### SET TASK
Copy out the listing in full, exactly as written, but not its pictures.

### DATASET RECORDS

(begin)

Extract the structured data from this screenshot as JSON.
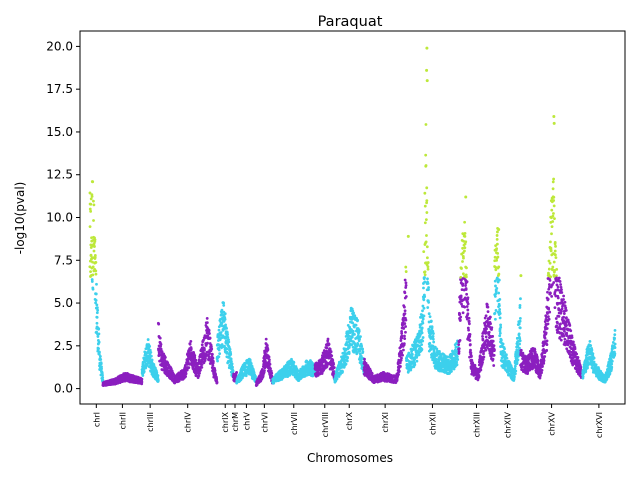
{
  "chart_data": {
    "type": "scatter",
    "title": "Paraquat",
    "xlabel": "Chromosomes",
    "ylabel": "-log10(pval)",
    "ylim": [
      -0.9,
      20.9
    ],
    "yticks": [
      "0.0",
      "2.5",
      "5.0",
      "7.5",
      "10.0",
      "12.5",
      "15.0",
      "17.5",
      "20.0"
    ],
    "x_categories": [
      "chrI",
      "chrII",
      "chrIII",
      "chrIV",
      "chrIX",
      "chrM",
      "chrV",
      "chrVI",
      "chrVII",
      "chrVIII",
      "chrX",
      "chrXI",
      "chrXII",
      "chrXIII",
      "chrXIV",
      "chrXV",
      "chrXVI"
    ],
    "grid": false,
    "legend": "none",
    "colors": {
      "cyan": "#3dd0ec",
      "purple": "#8b1fbf",
      "lime": "#bde83a"
    },
    "significance_threshold": 6.5,
    "chromosomes": [
      {
        "name": "chrI",
        "color": "cyan",
        "start": 0,
        "end": 4,
        "profile": [
          [
            0,
            9.5
          ],
          [
            1,
            10.5
          ],
          [
            2,
            5.5
          ],
          [
            3,
            2.0
          ],
          [
            4,
            0.5
          ]
        ]
      },
      {
        "name": "chrII",
        "color": "purple",
        "start": 4,
        "end": 16,
        "profile": [
          [
            4,
            0.3
          ],
          [
            8,
            0.5
          ],
          [
            11,
            0.8
          ],
          [
            14,
            0.6
          ],
          [
            16,
            0.5
          ]
        ]
      },
      {
        "name": "chrIII",
        "color": "cyan",
        "start": 16,
        "end": 21,
        "profile": [
          [
            16,
            1.0
          ],
          [
            17,
            2.0
          ],
          [
            18,
            2.5
          ],
          [
            19,
            1.5
          ],
          [
            21,
            0.6
          ]
        ]
      },
      {
        "name": "chrIV",
        "color": "purple",
        "start": 21,
        "end": 39,
        "profile": [
          [
            21,
            3.5
          ],
          [
            22,
            2.0
          ],
          [
            26,
            0.6
          ],
          [
            29,
            1.0
          ],
          [
            31,
            2.5
          ],
          [
            33,
            1.0
          ],
          [
            36,
            3.5
          ],
          [
            38,
            1.2
          ],
          [
            39,
            0.5
          ]
        ]
      },
      {
        "name": "chrIX",
        "color": "cyan",
        "start": 39,
        "end": 44,
        "profile": [
          [
            39,
            2.5
          ],
          [
            41,
            4.5
          ],
          [
            42,
            3.0
          ],
          [
            44,
            0.8
          ]
        ]
      },
      {
        "name": "chrM",
        "color": "purple",
        "start": 44,
        "end": 45,
        "profile": [
          [
            44,
            0.8
          ],
          [
            45,
            0.8
          ]
        ]
      },
      {
        "name": "chrV",
        "color": "cyan",
        "start": 45,
        "end": 51,
        "profile": [
          [
            45,
            0.4
          ],
          [
            47,
            1.2
          ],
          [
            49,
            1.5
          ],
          [
            51,
            0.5
          ]
        ]
      },
      {
        "name": "chrVI",
        "color": "purple",
        "start": 51,
        "end": 56,
        "profile": [
          [
            51,
            0.3
          ],
          [
            53,
            1.0
          ],
          [
            54,
            2.5
          ],
          [
            56,
            0.5
          ]
        ]
      },
      {
        "name": "chrVII",
        "color": "cyan",
        "start": 56,
        "end": 69,
        "profile": [
          [
            56,
            0.5
          ],
          [
            59,
            1.0
          ],
          [
            62,
            1.5
          ],
          [
            64,
            0.8
          ],
          [
            67,
            1.5
          ],
          [
            69,
            1.2
          ]
        ]
      },
      {
        "name": "chrVIII",
        "color": "purple",
        "start": 69,
        "end": 75,
        "profile": [
          [
            69,
            1.2
          ],
          [
            71,
            1.5
          ],
          [
            73,
            2.5
          ],
          [
            75,
            1.0
          ]
        ]
      },
      {
        "name": "chrX",
        "color": "cyan",
        "start": 75,
        "end": 84,
        "profile": [
          [
            75,
            0.6
          ],
          [
            78,
            2.0
          ],
          [
            80,
            4.0
          ],
          [
            82,
            3.5
          ],
          [
            84,
            1.5
          ]
        ]
      },
      {
        "name": "chrXI",
        "color": "purple",
        "start": 84,
        "end": 97,
        "profile": [
          [
            84,
            1.5
          ],
          [
            87,
            0.6
          ],
          [
            90,
            0.8
          ],
          [
            94,
            0.6
          ],
          [
            96,
            3.5
          ],
          [
            97,
            6.5
          ]
        ]
      },
      {
        "name": "chrXII",
        "color": "cyan",
        "start": 97,
        "end": 113,
        "profile": [
          [
            97,
            1.5
          ],
          [
            100,
            2.5
          ],
          [
            102,
            4.0
          ],
          [
            103,
            13.0
          ],
          [
            104,
            4.0
          ],
          [
            106,
            2.0
          ],
          [
            110,
            1.5
          ],
          [
            113,
            2.5
          ]
        ]
      },
      {
        "name": "chrXIII",
        "color": "purple",
        "start": 113,
        "end": 124,
        "profile": [
          [
            113,
            3.0
          ],
          [
            114,
            7.5
          ],
          [
            115,
            8.5
          ],
          [
            116,
            4.0
          ],
          [
            117,
            1.5
          ],
          [
            119,
            0.8
          ],
          [
            121,
            3.5
          ],
          [
            122,
            4.5
          ],
          [
            124,
            2.0
          ]
        ]
      },
      {
        "name": "chrXIV",
        "color": "cyan",
        "start": 124,
        "end": 132,
        "profile": [
          [
            124,
            6.5
          ],
          [
            125,
            8.0
          ],
          [
            126,
            2.5
          ],
          [
            128,
            1.5
          ],
          [
            130,
            0.8
          ],
          [
            132,
            4.5
          ]
        ]
      },
      {
        "name": "chrXV",
        "color": "purple",
        "start": 132,
        "end": 151,
        "profile": [
          [
            132,
            2.0
          ],
          [
            134,
            1.5
          ],
          [
            136,
            2.2
          ],
          [
            138,
            1.0
          ],
          [
            140,
            4.0
          ],
          [
            141,
            8.0
          ],
          [
            142,
            11.0
          ],
          [
            143,
            6.0
          ],
          [
            146,
            4.0
          ],
          [
            148,
            2.5
          ],
          [
            151,
            0.8
          ]
        ]
      },
      {
        "name": "chrXVI",
        "color": "cyan",
        "start": 151,
        "end": 161,
        "profile": [
          [
            151,
            0.8
          ],
          [
            153,
            2.5
          ],
          [
            155,
            1.2
          ],
          [
            158,
            0.6
          ],
          [
            160,
            2.0
          ],
          [
            161,
            3.0
          ]
        ]
      }
    ],
    "peaks": [
      {
        "x": 0.8,
        "y": 12.1
      },
      {
        "x": 103.3,
        "y": 19.9
      },
      {
        "x": 103.2,
        "y": 18.6
      },
      {
        "x": 103.4,
        "y": 18.0
      },
      {
        "x": 115.2,
        "y": 11.2
      },
      {
        "x": 125.3,
        "y": 9.3
      },
      {
        "x": 142.2,
        "y": 15.9
      },
      {
        "x": 142.3,
        "y": 15.5
      },
      {
        "x": 97.6,
        "y": 8.9
      },
      {
        "x": 132.1,
        "y": 6.6
      }
    ]
  }
}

(end)

### RESPONSE TO THIS EXERCISE
Extract the structured data from this screenshot as JSON.
{
  "chart_data": {
    "type": "scatter",
    "title": "Paraquat",
    "xlabel": "Chromosomes",
    "ylabel": "-log10(pval)",
    "ylim": [
      -0.9,
      20.9
    ],
    "yticks": [
      "0.0",
      "2.5",
      "5.0",
      "7.5",
      "10.0",
      "12.5",
      "15.0",
      "17.5",
      "20.0"
    ],
    "x_categories": [
      "chrI",
      "chrII",
      "chrIII",
      "chrIV",
      "chrIX",
      "chrM",
      "chrV",
      "chrVI",
      "chrVII",
      "chrVIII",
      "chrX",
      "chrXI",
      "chrXII",
      "chrXIII",
      "chrXIV",
      "chrXV",
      "chrXVI"
    ],
    "grid": false,
    "legend": "none",
    "colors": {
      "cyan": "#3dd0ec",
      "purple": "#8b1fbf",
      "lime": "#bde83a"
    },
    "significance_threshold": 6.5,
    "chromosomes": [
      {
        "name": "chrI",
        "color": "cyan",
        "start": 0,
        "end": 4,
        "profile": [
          [
            0,
            9.5
          ],
          [
            1,
            10.5
          ],
          [
            2,
            5.5
          ],
          [
            3,
            2.0
          ],
          [
            4,
            0.5
          ]
        ]
      },
      {
        "name": "chrII",
        "color": "purple",
        "start": 4,
        "end": 16,
        "profile": [
          [
            4,
            0.3
          ],
          [
            8,
            0.5
          ],
          [
            11,
            0.8
          ],
          [
            14,
            0.6
          ],
          [
            16,
            0.5
          ]
        ]
      },
      {
        "name": "chrIII",
        "color": "cyan",
        "start": 16,
        "end": 21,
        "profile": [
          [
            16,
            1.0
          ],
          [
            17,
            2.0
          ],
          [
            18,
            2.5
          ],
          [
            19,
            1.5
          ],
          [
            21,
            0.6
          ]
        ]
      },
      {
        "name": "chrIV",
        "color": "purple",
        "start": 21,
        "end": 39,
        "profile": [
          [
            21,
            3.5
          ],
          [
            22,
            2.0
          ],
          [
            26,
            0.6
          ],
          [
            29,
            1.0
          ],
          [
            31,
            2.5
          ],
          [
            33,
            1.0
          ],
          [
            36,
            3.5
          ],
          [
            38,
            1.2
          ],
          [
            39,
            0.5
          ]
        ]
      },
      {
        "name": "chrIX",
        "color": "cyan",
        "start": 39,
        "end": 44,
        "profile": [
          [
            39,
            2.5
          ],
          [
            41,
            4.5
          ],
          [
            42,
            3.0
          ],
          [
            44,
            0.8
          ]
        ]
      },
      {
        "name": "chrM",
        "color": "purple",
        "start": 44,
        "end": 45,
        "profile": [
          [
            44,
            0.8
          ],
          [
            45,
            0.8
          ]
        ]
      },
      {
        "name": "chrV",
        "color": "cyan",
        "start": 45,
        "end": 51,
        "profile": [
          [
            45,
            0.4
          ],
          [
            47,
            1.2
          ],
          [
            49,
            1.5
          ],
          [
            51,
            0.5
          ]
        ]
      },
      {
        "name": "chrVI",
        "color": "purple",
        "start": 51,
        "end": 56,
        "profile": [
          [
            51,
            0.3
          ],
          [
            53,
            1.0
          ],
          [
            54,
            2.5
          ],
          [
            56,
            0.5
          ]
        ]
      },
      {
        "name": "chrVII",
        "color": "cyan",
        "start": 56,
        "end": 69,
        "profile": [
          [
            56,
            0.5
          ],
          [
            59,
            1.0
          ],
          [
            62,
            1.5
          ],
          [
            64,
            0.8
          ],
          [
            67,
            1.5
          ],
          [
            69,
            1.2
          ]
        ]
      },
      {
        "name": "chrVIII",
        "color": "purple",
        "start": 69,
        "end": 75,
        "profile": [
          [
            69,
            1.2
          ],
          [
            71,
            1.5
          ],
          [
            73,
            2.5
          ],
          [
            75,
            1.0
          ]
        ]
      },
      {
        "name": "chrX",
        "color": "cyan",
        "start": 75,
        "end": 84,
        "profile": [
          [
            75,
            0.6
          ],
          [
            78,
            2.0
          ],
          [
            80,
            4.0
          ],
          [
            82,
            3.5
          ],
          [
            84,
            1.5
          ]
        ]
      },
      {
        "name": "chrXI",
        "color": "purple",
        "start": 84,
        "end": 97,
        "profile": [
          [
            84,
            1.5
          ],
          [
            87,
            0.6
          ],
          [
            90,
            0.8
          ],
          [
            94,
            0.6
          ],
          [
            96,
            3.5
          ],
          [
            97,
            6.5
          ]
        ]
      },
      {
        "name": "chrXII",
        "color": "cyan",
        "start": 97,
        "end": 113,
        "profile": [
          [
            97,
            1.5
          ],
          [
            100,
            2.5
          ],
          [
            102,
            4.0
          ],
          [
            103,
            13.0
          ],
          [
            104,
            4.0
          ],
          [
            106,
            2.0
          ],
          [
            110,
            1.5
          ],
          [
            113,
            2.5
          ]
        ]
      },
      {
        "name": "chrXIII",
        "color": "purple",
        "start": 113,
        "end": 124,
        "profile": [
          [
            113,
            3.0
          ],
          [
            114,
            7.5
          ],
          [
            115,
            8.5
          ],
          [
            116,
            4.0
          ],
          [
            117,
            1.5
          ],
          [
            119,
            0.8
          ],
          [
            121,
            3.5
          ],
          [
            122,
            4.5
          ],
          [
            124,
            2.0
          ]
        ]
      },
      {
        "name": "chrXIV",
        "color": "cyan",
        "start": 124,
        "end": 132,
        "profile": [
          [
            124,
            6.5
          ],
          [
            125,
            8.0
          ],
          [
            126,
            2.5
          ],
          [
            128,
            1.5
          ],
          [
            130,
            0.8
          ],
          [
            132,
            4.5
          ]
        ]
      },
      {
        "name": "chrXV",
        "color": "purple",
        "start": 132,
        "end": 151,
        "profile": [
          [
            132,
            2.0
          ],
          [
            134,
            1.5
          ],
          [
            136,
            2.2
          ],
          [
            138,
            1.0
          ],
          [
            140,
            4.0
          ],
          [
            141,
            8.0
          ],
          [
            142,
            11.0
          ],
          [
            143,
            6.0
          ],
          [
            146,
            4.0
          ],
          [
            148,
            2.5
          ],
          [
            151,
            0.8
          ]
        ]
      },
      {
        "name": "chrXVI",
        "color": "cyan",
        "start": 151,
        "end": 161,
        "profile": [
          [
            151,
            0.8
          ],
          [
            153,
            2.5
          ],
          [
            155,
            1.2
          ],
          [
            158,
            0.6
          ],
          [
            160,
            2.0
          ],
          [
            161,
            3.0
          ]
        ]
      }
    ],
    "peaks": [
      {
        "x": 0.8,
        "y": 12.1
      },
      {
        "x": 103.3,
        "y": 19.9
      },
      {
        "x": 103.2,
        "y": 18.6
      },
      {
        "x": 103.4,
        "y": 18.0
      },
      {
        "x": 115.2,
        "y": 11.2
      },
      {
        "x": 125.3,
        "y": 9.3
      },
      {
        "x": 142.2,
        "y": 15.9
      },
      {
        "x": 142.3,
        "y": 15.5
      },
      {
        "x": 97.6,
        "y": 8.9
      },
      {
        "x": 132.1,
        "y": 6.6
      }
    ]
  }
}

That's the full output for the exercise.